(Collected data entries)
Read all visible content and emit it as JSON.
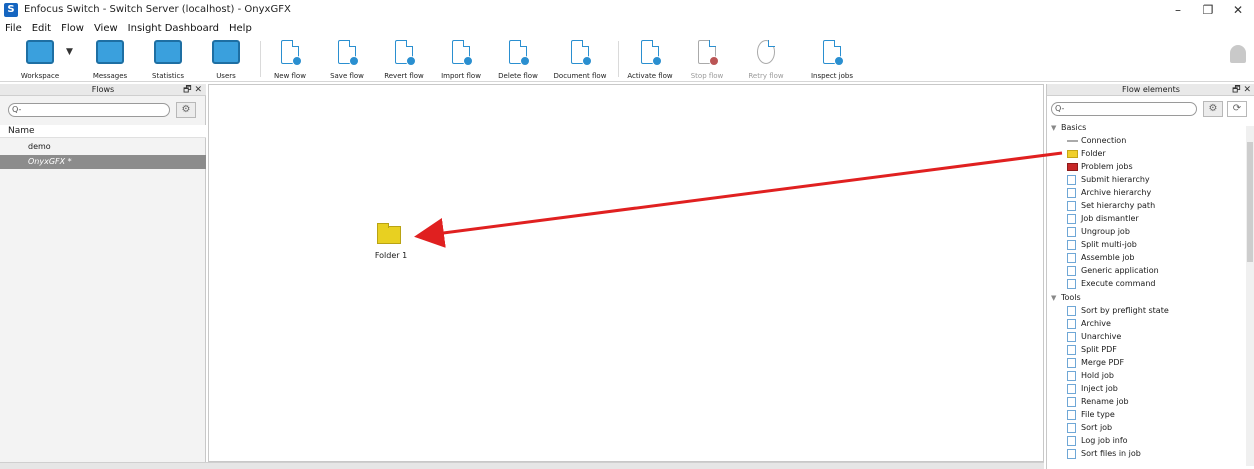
{
  "window": {
    "title": "Enfocus Switch - Switch Server (localhost) - OnyxGFX",
    "app_icon_letter": "S",
    "minimize": "–",
    "restore": "❐",
    "close": "✕"
  },
  "menu": [
    "File",
    "Edit",
    "Flow",
    "View",
    "Insight Dashboard",
    "Help"
  ],
  "toolbar": {
    "workspace": "Workspace",
    "messages": "Messages",
    "statistics": "Statistics",
    "users": "Users",
    "new_flow": "New flow",
    "save_flow": "Save flow",
    "revert_flow": "Revert flow",
    "import_flow": "Import flow",
    "delete_flow": "Delete flow",
    "document_flow": "Document flow",
    "activate_flow": "Activate flow",
    "stop_flow": "Stop flow",
    "retry_flow": "Retry flow",
    "inspect_jobs": "Inspect jobs"
  },
  "flows_panel": {
    "title": "Flows",
    "controls": "🗗 ✕",
    "search_placeholder": "Q-",
    "column_header": "Name",
    "items": [
      "demo",
      "OnyxGFX *"
    ]
  },
  "canvas": {
    "folder_label": "Folder 1"
  },
  "elements_panel": {
    "title": "Flow elements",
    "controls": "🗗 ✕",
    "search_placeholder": "Q-",
    "sections": [
      {
        "name": "Basics",
        "items": [
          "Connection",
          "Folder",
          "Problem jobs",
          "Submit hierarchy",
          "Archive hierarchy",
          "Set hierarchy path",
          "Job dismantler",
          "Ungroup job",
          "Split multi-job",
          "Assemble job",
          "Generic application",
          "Execute command"
        ]
      },
      {
        "name": "Tools",
        "items": [
          "Sort by preflight state",
          "Archive",
          "Unarchive",
          "Split PDF",
          "Merge PDF",
          "Hold job",
          "Inject job",
          "Rename job",
          "File type",
          "Sort job",
          "Log job info",
          "Sort files in job"
        ]
      }
    ]
  },
  "colors": {
    "accent": "#2a8fd0",
    "folder": "#e8d021",
    "arrow": "#e02020",
    "selected_row": "#8c8c8c"
  }
}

### [Request]
Copy the entries exactly. Leave out the images.

### [Expected answer]
Read all visible content and emit it as JSON.
{
  "window": {
    "title": "Enfocus Switch - Switch Server (localhost) - OnyxGFX",
    "app_icon_letter": "S",
    "minimize": "–",
    "restore": "❐",
    "close": "✕"
  },
  "menu": [
    "File",
    "Edit",
    "Flow",
    "View",
    "Insight Dashboard",
    "Help"
  ],
  "toolbar": {
    "workspace": "Workspace",
    "messages": "Messages",
    "statistics": "Statistics",
    "users": "Users",
    "new_flow": "New flow",
    "save_flow": "Save flow",
    "revert_flow": "Revert flow",
    "import_flow": "Import flow",
    "delete_flow": "Delete flow",
    "document_flow": "Document flow",
    "activate_flow": "Activate flow",
    "stop_flow": "Stop flow",
    "retry_flow": "Retry flow",
    "inspect_jobs": "Inspect jobs"
  },
  "flows_panel": {
    "title": "Flows",
    "controls": "🗗 ✕",
    "search_placeholder": "Q-",
    "column_header": "Name",
    "items": [
      "demo",
      "OnyxGFX *"
    ]
  },
  "canvas": {
    "folder_label": "Folder 1"
  },
  "elements_panel": {
    "title": "Flow elements",
    "controls": "🗗 ✕",
    "search_placeholder": "Q-",
    "sections": [
      {
        "name": "Basics",
        "items": [
          "Connection",
          "Folder",
          "Problem jobs",
          "Submit hierarchy",
          "Archive hierarchy",
          "Set hierarchy path",
          "Job dismantler",
          "Ungroup job",
          "Split multi-job",
          "Assemble job",
          "Generic application",
          "Execute command"
        ]
      },
      {
        "name": "Tools",
        "items": [
          "Sort by preflight state",
          "Archive",
          "Unarchive",
          "Split PDF",
          "Merge PDF",
          "Hold job",
          "Inject job",
          "Rename job",
          "File type",
          "Sort job",
          "Log job info",
          "Sort files in job"
        ]
      }
    ]
  },
  "colors": {
    "accent": "#2a8fd0",
    "folder": "#e8d021",
    "arrow": "#e02020",
    "selected_row": "#8c8c8c"
  }
}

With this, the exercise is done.